- Given problem -
Copy every line of the records below unchanged, leaving out the pictures.

- Excerpted records -
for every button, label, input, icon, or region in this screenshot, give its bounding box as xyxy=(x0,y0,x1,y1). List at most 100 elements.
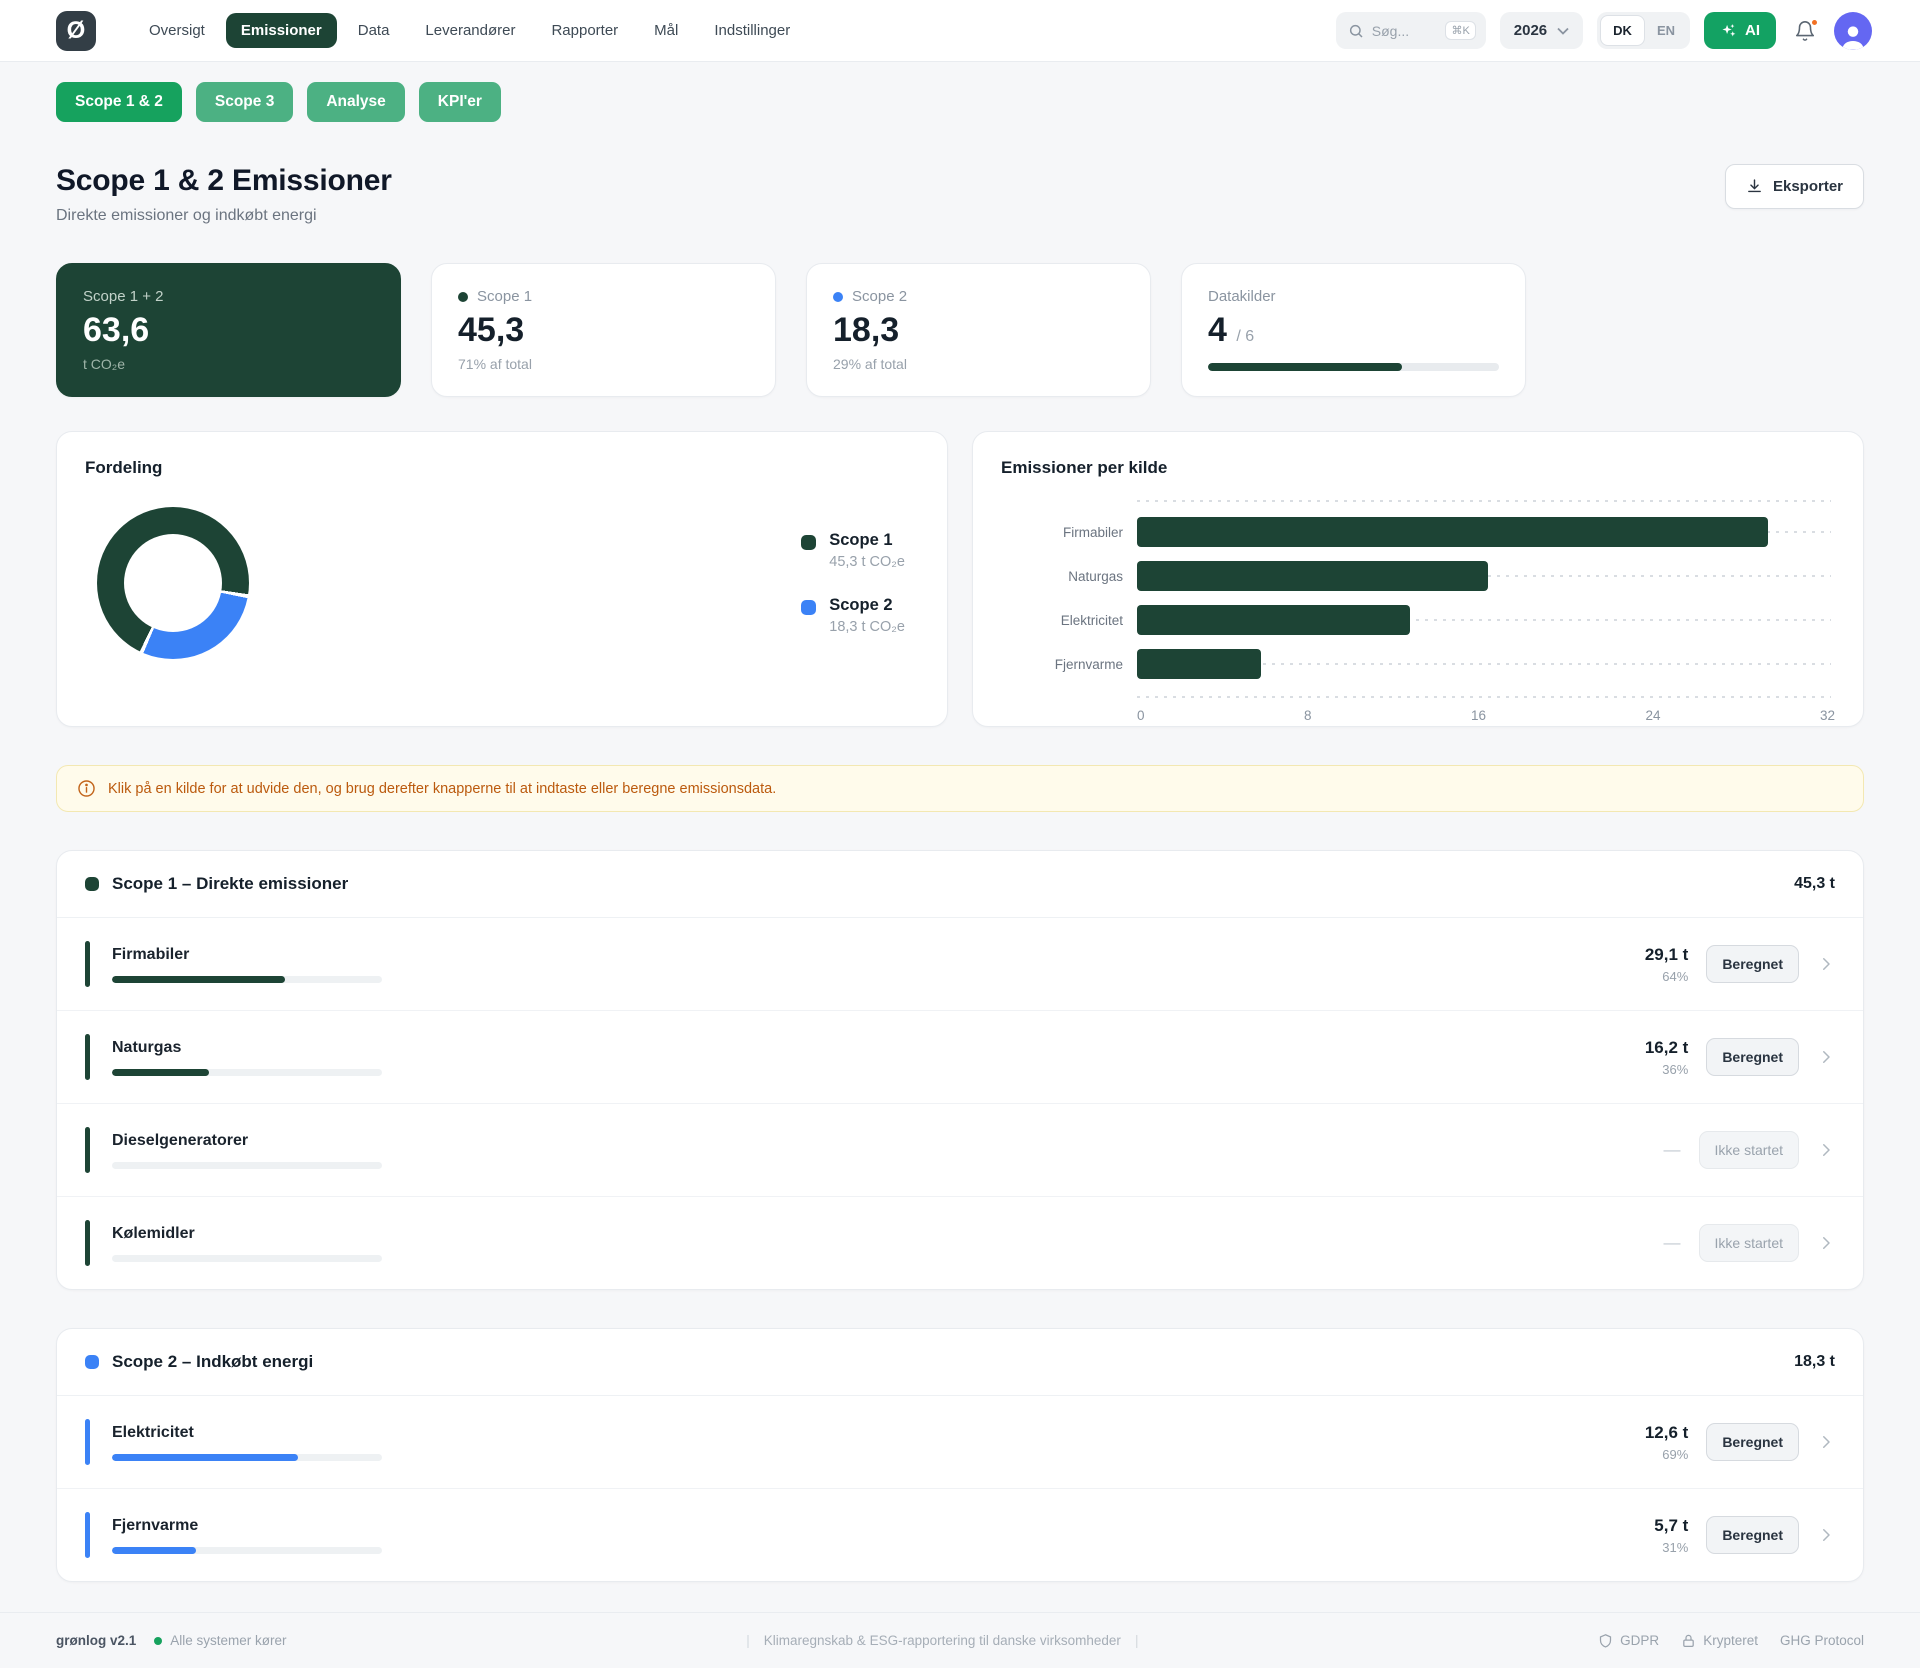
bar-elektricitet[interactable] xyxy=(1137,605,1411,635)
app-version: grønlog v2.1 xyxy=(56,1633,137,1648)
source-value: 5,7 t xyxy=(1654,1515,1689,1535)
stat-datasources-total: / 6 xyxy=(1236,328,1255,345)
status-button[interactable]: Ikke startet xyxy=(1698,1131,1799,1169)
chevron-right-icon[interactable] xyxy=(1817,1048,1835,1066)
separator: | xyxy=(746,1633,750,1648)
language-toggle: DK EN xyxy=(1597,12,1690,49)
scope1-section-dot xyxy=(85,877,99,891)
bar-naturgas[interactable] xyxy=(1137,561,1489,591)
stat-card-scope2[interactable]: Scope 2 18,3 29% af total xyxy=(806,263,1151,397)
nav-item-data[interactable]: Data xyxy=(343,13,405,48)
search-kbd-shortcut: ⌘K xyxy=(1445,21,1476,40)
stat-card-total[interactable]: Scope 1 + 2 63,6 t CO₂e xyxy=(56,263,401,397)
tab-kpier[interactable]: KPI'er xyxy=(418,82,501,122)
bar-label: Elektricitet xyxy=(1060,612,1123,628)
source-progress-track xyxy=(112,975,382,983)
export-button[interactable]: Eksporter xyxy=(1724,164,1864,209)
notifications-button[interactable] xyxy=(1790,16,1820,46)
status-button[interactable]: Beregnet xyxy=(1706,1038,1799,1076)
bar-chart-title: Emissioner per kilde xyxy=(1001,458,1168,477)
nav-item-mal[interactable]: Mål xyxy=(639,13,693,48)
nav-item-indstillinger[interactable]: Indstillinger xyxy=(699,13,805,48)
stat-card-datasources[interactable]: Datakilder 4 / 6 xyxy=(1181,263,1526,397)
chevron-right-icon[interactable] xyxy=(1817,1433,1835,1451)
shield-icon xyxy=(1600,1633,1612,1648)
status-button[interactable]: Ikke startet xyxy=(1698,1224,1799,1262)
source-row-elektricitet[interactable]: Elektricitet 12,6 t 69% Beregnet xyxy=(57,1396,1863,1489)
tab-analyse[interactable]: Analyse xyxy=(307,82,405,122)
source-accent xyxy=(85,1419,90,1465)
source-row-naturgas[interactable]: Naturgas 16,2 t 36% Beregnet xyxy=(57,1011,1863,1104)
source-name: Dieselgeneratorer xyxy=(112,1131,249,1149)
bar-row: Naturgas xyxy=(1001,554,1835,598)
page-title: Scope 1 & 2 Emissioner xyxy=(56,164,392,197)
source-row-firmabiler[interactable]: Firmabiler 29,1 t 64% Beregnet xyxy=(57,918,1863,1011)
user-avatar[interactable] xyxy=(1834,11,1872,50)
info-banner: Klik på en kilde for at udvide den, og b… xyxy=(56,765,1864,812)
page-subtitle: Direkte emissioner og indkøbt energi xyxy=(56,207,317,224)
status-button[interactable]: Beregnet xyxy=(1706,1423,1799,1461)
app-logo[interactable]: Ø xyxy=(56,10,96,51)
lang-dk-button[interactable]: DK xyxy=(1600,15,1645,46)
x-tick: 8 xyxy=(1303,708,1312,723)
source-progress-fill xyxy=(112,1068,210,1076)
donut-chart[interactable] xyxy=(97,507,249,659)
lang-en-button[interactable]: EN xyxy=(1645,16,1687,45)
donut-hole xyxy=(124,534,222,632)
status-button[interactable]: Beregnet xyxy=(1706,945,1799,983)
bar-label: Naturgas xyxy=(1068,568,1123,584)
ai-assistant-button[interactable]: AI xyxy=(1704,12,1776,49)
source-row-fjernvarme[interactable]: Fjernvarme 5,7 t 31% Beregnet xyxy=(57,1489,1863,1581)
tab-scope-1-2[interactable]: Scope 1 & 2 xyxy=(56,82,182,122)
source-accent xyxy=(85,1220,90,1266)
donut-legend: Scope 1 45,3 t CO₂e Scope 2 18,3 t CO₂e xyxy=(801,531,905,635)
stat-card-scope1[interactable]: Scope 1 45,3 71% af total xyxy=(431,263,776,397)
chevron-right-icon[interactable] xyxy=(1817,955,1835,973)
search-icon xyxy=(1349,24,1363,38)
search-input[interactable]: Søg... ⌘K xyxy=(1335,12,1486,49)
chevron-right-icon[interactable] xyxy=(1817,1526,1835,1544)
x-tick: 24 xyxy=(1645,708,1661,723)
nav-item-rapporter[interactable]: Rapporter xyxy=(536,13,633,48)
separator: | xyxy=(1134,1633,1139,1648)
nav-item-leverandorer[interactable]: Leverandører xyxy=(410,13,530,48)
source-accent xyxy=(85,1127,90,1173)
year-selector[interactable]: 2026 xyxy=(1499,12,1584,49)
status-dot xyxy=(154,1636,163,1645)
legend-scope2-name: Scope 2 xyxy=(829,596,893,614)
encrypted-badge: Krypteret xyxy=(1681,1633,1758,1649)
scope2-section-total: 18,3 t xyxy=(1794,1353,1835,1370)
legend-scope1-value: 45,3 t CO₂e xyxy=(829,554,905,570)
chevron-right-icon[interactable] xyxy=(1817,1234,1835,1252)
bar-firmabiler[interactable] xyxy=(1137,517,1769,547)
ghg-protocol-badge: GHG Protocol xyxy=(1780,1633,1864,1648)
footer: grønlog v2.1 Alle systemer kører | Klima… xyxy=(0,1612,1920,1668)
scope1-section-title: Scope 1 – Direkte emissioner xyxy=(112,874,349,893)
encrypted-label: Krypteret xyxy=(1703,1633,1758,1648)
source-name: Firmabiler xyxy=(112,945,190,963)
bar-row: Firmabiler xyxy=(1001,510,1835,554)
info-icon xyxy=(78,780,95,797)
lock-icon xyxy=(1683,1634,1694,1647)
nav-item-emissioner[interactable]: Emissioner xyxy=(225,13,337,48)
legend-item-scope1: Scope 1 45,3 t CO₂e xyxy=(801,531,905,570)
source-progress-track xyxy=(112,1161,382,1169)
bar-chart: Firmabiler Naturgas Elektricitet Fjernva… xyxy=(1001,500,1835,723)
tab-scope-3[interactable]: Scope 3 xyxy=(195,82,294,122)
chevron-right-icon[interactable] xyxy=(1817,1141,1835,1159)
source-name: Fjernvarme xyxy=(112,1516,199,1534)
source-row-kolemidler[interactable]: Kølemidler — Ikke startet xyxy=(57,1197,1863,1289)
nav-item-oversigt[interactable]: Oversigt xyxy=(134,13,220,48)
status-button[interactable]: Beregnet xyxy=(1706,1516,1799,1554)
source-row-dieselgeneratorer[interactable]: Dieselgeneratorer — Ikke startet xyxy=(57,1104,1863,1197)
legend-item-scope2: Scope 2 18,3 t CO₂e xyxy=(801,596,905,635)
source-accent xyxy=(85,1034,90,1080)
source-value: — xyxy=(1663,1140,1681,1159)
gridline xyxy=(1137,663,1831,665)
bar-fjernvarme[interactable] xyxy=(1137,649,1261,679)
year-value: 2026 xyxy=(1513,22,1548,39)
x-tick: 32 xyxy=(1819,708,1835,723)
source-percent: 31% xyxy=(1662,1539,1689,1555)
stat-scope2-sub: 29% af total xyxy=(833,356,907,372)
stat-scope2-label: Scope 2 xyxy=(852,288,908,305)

- Worked solution -
for every button, label, input, icon, or region in this screenshot, give its bounding box as xyxy=(x0,y0,x1,y1). List at most 100 elements.
bar-elektricitet[interactable] xyxy=(1137,605,1411,635)
app-version: grønlog v2.1 xyxy=(56,1633,137,1648)
source-value: 5,7 t xyxy=(1654,1515,1689,1535)
stat-datasources-total: / 6 xyxy=(1236,328,1255,345)
status-button[interactable]: Ikke startet xyxy=(1698,1131,1799,1169)
chevron-right-icon[interactable] xyxy=(1817,1048,1835,1066)
separator: | xyxy=(746,1633,750,1648)
language-toggle: DK EN xyxy=(1597,12,1690,49)
scope1-section-dot xyxy=(85,877,99,891)
bar-naturgas[interactable] xyxy=(1137,561,1489,591)
stat-card-scope2[interactable]: Scope 2 18,3 29% af total xyxy=(806,263,1151,397)
nav-item-data[interactable]: Data xyxy=(343,13,405,48)
search-kbd-shortcut: ⌘K xyxy=(1445,21,1476,40)
stat-card-total[interactable]: Scope 1 + 2 63,6 t CO₂e xyxy=(56,263,401,397)
tab-kpier[interactable]: KPI'er xyxy=(418,82,501,122)
bar-label: Elektricitet xyxy=(1060,612,1123,628)
source-progress-track xyxy=(112,975,382,983)
export-button[interactable]: Eksporter xyxy=(1724,164,1864,209)
notifications-button[interactable] xyxy=(1790,16,1820,46)
status-button[interactable]: Beregnet xyxy=(1706,1038,1799,1076)
bar-chart-title: Emissioner per kilde xyxy=(1001,458,1168,477)
nav-item-mal[interactable]: Mål xyxy=(639,13,693,48)
nav-item-indstillinger[interactable]: Indstillinger xyxy=(699,13,805,48)
stat-card-datasources[interactable]: Datakilder 4 / 6 xyxy=(1181,263,1526,397)
chevron-right-icon[interactable] xyxy=(1817,1433,1835,1451)
shield-icon xyxy=(1600,1633,1612,1648)
status-button[interactable]: Ikke startet xyxy=(1698,1224,1799,1262)
source-row-elektricitet[interactable]: Elektricitet 12,6 t 69% Beregnet xyxy=(57,1396,1863,1489)
tab-analyse[interactable]: Analyse xyxy=(307,82,405,122)
source-accent xyxy=(85,1419,90,1465)
source-row-naturgas[interactable]: Naturgas 16,2 t 36% Beregnet xyxy=(57,1011,1863,1104)
source-name: Dieselgeneratorer xyxy=(112,1131,249,1149)
bar-row: Naturgas xyxy=(1001,554,1835,598)
page-title: Scope 1 & 2 Emissioner xyxy=(56,164,392,197)
source-row-firmabiler[interactable]: Firmabiler 29,1 t 64% Beregnet xyxy=(57,918,1863,1011)
user-avatar[interactable] xyxy=(1834,11,1872,50)
info-banner: Klik på en kilde for at udvide den, og b… xyxy=(56,765,1864,812)
page-subtitle: Direkte emissioner og indkøbt energi xyxy=(56,207,317,224)
status-button[interactable]: Beregnet xyxy=(1706,1423,1799,1461)
app-logo[interactable]: Ø xyxy=(56,10,96,51)
lang-dk-button[interactable]: DK xyxy=(1600,15,1645,46)
x-tick: 8 xyxy=(1303,708,1312,723)
source-progress-fill xyxy=(112,1068,210,1076)
donut-chart[interactable] xyxy=(97,507,249,659)
lang-en-button[interactable]: EN xyxy=(1645,16,1687,45)
donut-hole xyxy=(124,534,222,632)
status-button[interactable]: Beregnet xyxy=(1706,945,1799,983)
bar-label: Naturgas xyxy=(1068,568,1123,584)
ai-assistant-button[interactable]: AI xyxy=(1704,12,1776,49)
source-row-fjernvarme[interactable]: Fjernvarme 5,7 t 31% Beregnet xyxy=(57,1489,1863,1581)
tab-scope-1-2[interactable]: Scope 1 & 2 xyxy=(56,82,182,122)
source-accent xyxy=(85,1220,90,1266)
donut-legend: Scope 1 45,3 t CO₂e Scope 2 18,3 t CO₂e xyxy=(801,531,905,635)
stat-card-scope1[interactable]: Scope 1 45,3 71% af total xyxy=(431,263,776,397)
chevron-right-icon[interactable] xyxy=(1817,955,1835,973)
search-icon xyxy=(1349,24,1363,38)
search-input[interactable]: Søg... ⌘K xyxy=(1335,12,1486,49)
chevron-right-icon[interactable] xyxy=(1817,1526,1835,1544)
x-tick: 24 xyxy=(1645,708,1661,723)
nav-item-rapporter[interactable]: Rapporter xyxy=(536,13,633,48)
separator: | xyxy=(1134,1633,1139,1648)
nav-item-leverandorer[interactable]: Leverandører xyxy=(410,13,530,48)
source-accent xyxy=(85,1127,90,1173)
year-selector[interactable]: 2026 xyxy=(1499,12,1584,49)
status-dot xyxy=(154,1636,163,1645)
legend-scope2-name: Scope 2 xyxy=(829,596,893,614)
encrypted-badge: Krypteret xyxy=(1681,1633,1758,1649)
scope2-section-total: 18,3 t xyxy=(1794,1353,1835,1370)
legend-scope1-value: 45,3 t CO₂e xyxy=(829,554,905,570)
chevron-right-icon[interactable] xyxy=(1817,1234,1835,1252)
bar-firmabiler[interactable] xyxy=(1137,517,1769,547)
ghg-protocol-badge: GHG Protocol xyxy=(1780,1633,1864,1648)
footer: grønlog v2.1 Alle systemer kører | Klima… xyxy=(0,1612,1920,1668)
scope1-section-title: Scope 1 – Direkte emissioner xyxy=(112,874,349,893)
encrypted-label: Krypteret xyxy=(1703,1633,1758,1648)
source-name: Firmabiler xyxy=(112,945,190,963)
bar-row: Firmabiler xyxy=(1001,510,1835,554)
info-icon xyxy=(78,780,95,797)
lock-icon xyxy=(1683,1634,1694,1647)
nav-item-emissioner[interactable]: Emissioner xyxy=(225,13,337,48)
legend-item-scope1: Scope 1 45,3 t CO₂e xyxy=(801,531,905,570)
source-progress-track xyxy=(112,1161,382,1169)
bar-chart: Firmabiler Naturgas Elektricitet Fjernva… xyxy=(1001,500,1835,723)
tab-scope-3[interactable]: Scope 3 xyxy=(195,82,294,122)
chevron-right-icon[interactable] xyxy=(1817,1141,1835,1159)
source-name: Fjernvarme xyxy=(112,1516,199,1534)
source-row-kolemidler[interactable]: Kølemidler — Ikke startet xyxy=(57,1197,1863,1289)
nav-item-oversigt[interactable]: Oversigt xyxy=(134,13,220,48)
status-button[interactable]: Beregnet xyxy=(1706,1516,1799,1554)
source-row-dieselgeneratorer[interactable]: Dieselgeneratorer — Ikke startet xyxy=(57,1104,1863,1197)
legend-item-scope2: Scope 2 18,3 t CO₂e xyxy=(801,596,905,635)
source-accent xyxy=(85,1034,90,1080)
source-value: — xyxy=(1663,1140,1681,1159)
gridline xyxy=(1137,663,1831,665)
bar-fjernvarme[interactable] xyxy=(1137,649,1261,679)
year-value: 2026 xyxy=(1513,22,1548,39)
x-tick: 32 xyxy=(1819,708,1835,723)
source-percent: 31% xyxy=(1662,1539,1689,1555)
stat-scope2-sub: 29% af total xyxy=(833,356,907,372)
stat-scope2-label: Scope 2 xyxy=(852,288,908,305)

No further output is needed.